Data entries
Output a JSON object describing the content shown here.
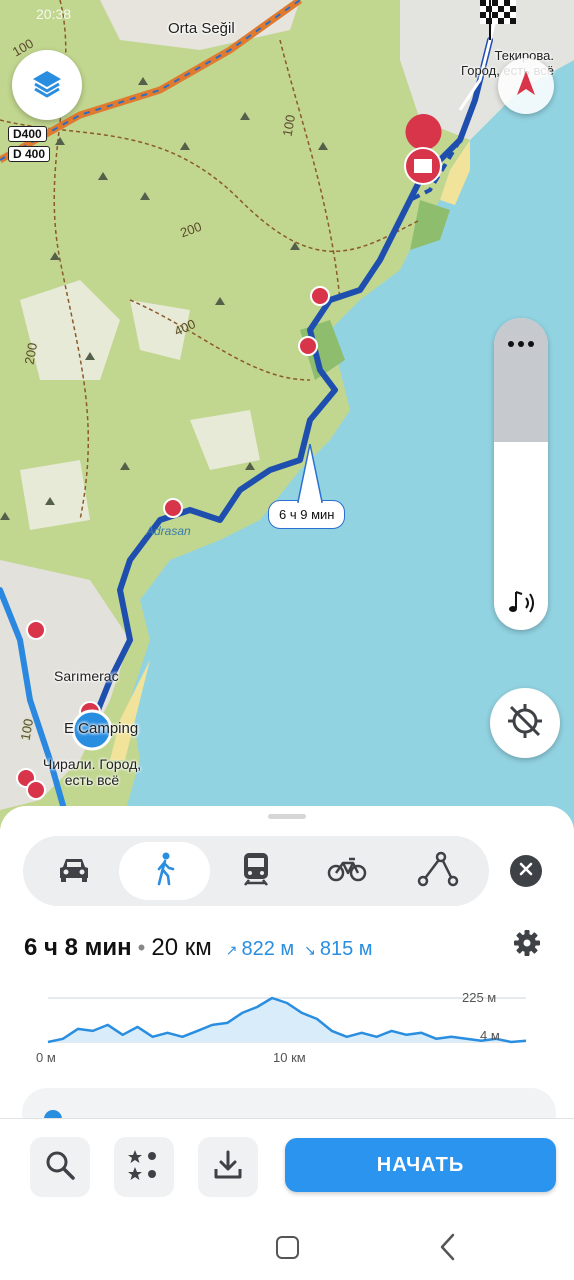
{
  "status_bar": {
    "time": "20:38"
  },
  "map": {
    "places": [
      {
        "name": "Orta Seğil"
      },
      {
        "name": "Текирова. Город, есть всё",
        "line1": "Текирова.",
        "line2": "Город, есть всё"
      },
      {
        "name": "Sarımerac"
      },
      {
        "name": "E Camping"
      },
      {
        "name": "Чирали. Город, есть всё",
        "line1": "Чирали. Город,",
        "line2": "есть всё"
      },
      {
        "name": "Adrasan"
      }
    ],
    "road_labels": [
      "D400",
      "D 400"
    ],
    "contour_labels": [
      "100",
      "200",
      "400",
      "200",
      "100",
      "100"
    ],
    "duration_bubble": "6 ч 9 мин",
    "icons": [
      "layers-icon",
      "compass-icon",
      "menu-dots-icon",
      "sound-icon",
      "gps-off-icon"
    ],
    "colors": {
      "sea": "#92d3e2",
      "land": "#c1d68f",
      "route": "#2155b5",
      "accent": "#2b94ee"
    }
  },
  "sheet": {
    "modes": [
      {
        "name": "car",
        "icon": "car-icon",
        "active": false
      },
      {
        "name": "walk",
        "icon": "walk-icon",
        "active": true
      },
      {
        "name": "transit",
        "icon": "train-icon",
        "active": false
      },
      {
        "name": "bike",
        "icon": "bike-icon",
        "active": false
      },
      {
        "name": "ruler",
        "icon": "ruler-route-icon",
        "active": false
      }
    ],
    "duration": "6 ч 8 мин",
    "separator": "•",
    "distance": "20 км",
    "ascent": "822 м",
    "descent": "815 м",
    "ascent_arrow": "↗",
    "descent_arrow": "↘",
    "profile": {
      "max_label": "225 м",
      "min_label": "4 м",
      "x_start": "0 м",
      "x_mid": "10 км",
      "elevations": [
        4,
        20,
        70,
        60,
        90,
        40,
        80,
        30,
        50,
        30,
        60,
        90,
        100,
        150,
        180,
        225,
        200,
        150,
        120,
        60,
        30,
        50,
        30,
        60,
        40,
        50,
        20,
        30,
        20,
        10,
        20,
        4,
        10
      ]
    }
  },
  "toolbar": {
    "search_icon": "search-icon",
    "favorites_icon": "stars-icon",
    "download_icon": "download-icon",
    "start_label": "НАЧАТЬ"
  }
}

What is being asked
Without including any pictures, output all the entries above exactly.

Answer
Output a JSON object describing the content shown here.
{
  "status_bar": {
    "time": "20:38"
  },
  "map": {
    "places": [
      {
        "name": "Orta Seğil"
      },
      {
        "name": "Текирова. Город, есть всё",
        "line1": "Текирова.",
        "line2": "Город, есть всё"
      },
      {
        "name": "Sarımerac"
      },
      {
        "name": "E Camping"
      },
      {
        "name": "Чирали. Город, есть всё",
        "line1": "Чирали. Город,",
        "line2": "есть всё"
      },
      {
        "name": "Adrasan"
      }
    ],
    "road_labels": [
      "D400",
      "D 400"
    ],
    "contour_labels": [
      "100",
      "200",
      "400",
      "200",
      "100",
      "100"
    ],
    "duration_bubble": "6 ч 9 мин",
    "icons": [
      "layers-icon",
      "compass-icon",
      "menu-dots-icon",
      "sound-icon",
      "gps-off-icon"
    ],
    "colors": {
      "sea": "#92d3e2",
      "land": "#c1d68f",
      "route": "#2155b5",
      "accent": "#2b94ee"
    }
  },
  "sheet": {
    "modes": [
      {
        "name": "car",
        "icon": "car-icon",
        "active": false
      },
      {
        "name": "walk",
        "icon": "walk-icon",
        "active": true
      },
      {
        "name": "transit",
        "icon": "train-icon",
        "active": false
      },
      {
        "name": "bike",
        "icon": "bike-icon",
        "active": false
      },
      {
        "name": "ruler",
        "icon": "ruler-route-icon",
        "active": false
      }
    ],
    "duration": "6 ч 8 мин",
    "separator": "•",
    "distance": "20 км",
    "ascent": "822 м",
    "descent": "815 м",
    "ascent_arrow": "↗",
    "descent_arrow": "↘",
    "profile": {
      "max_label": "225 м",
      "min_label": "4 м",
      "x_start": "0 м",
      "x_mid": "10 км",
      "elevations": [
        4,
        20,
        70,
        60,
        90,
        40,
        80,
        30,
        50,
        30,
        60,
        90,
        100,
        150,
        180,
        225,
        200,
        150,
        120,
        60,
        30,
        50,
        30,
        60,
        40,
        50,
        20,
        30,
        20,
        10,
        20,
        4,
        10
      ]
    }
  },
  "toolbar": {
    "search_icon": "search-icon",
    "favorites_icon": "stars-icon",
    "download_icon": "download-icon",
    "start_label": "НАЧАТЬ"
  }
}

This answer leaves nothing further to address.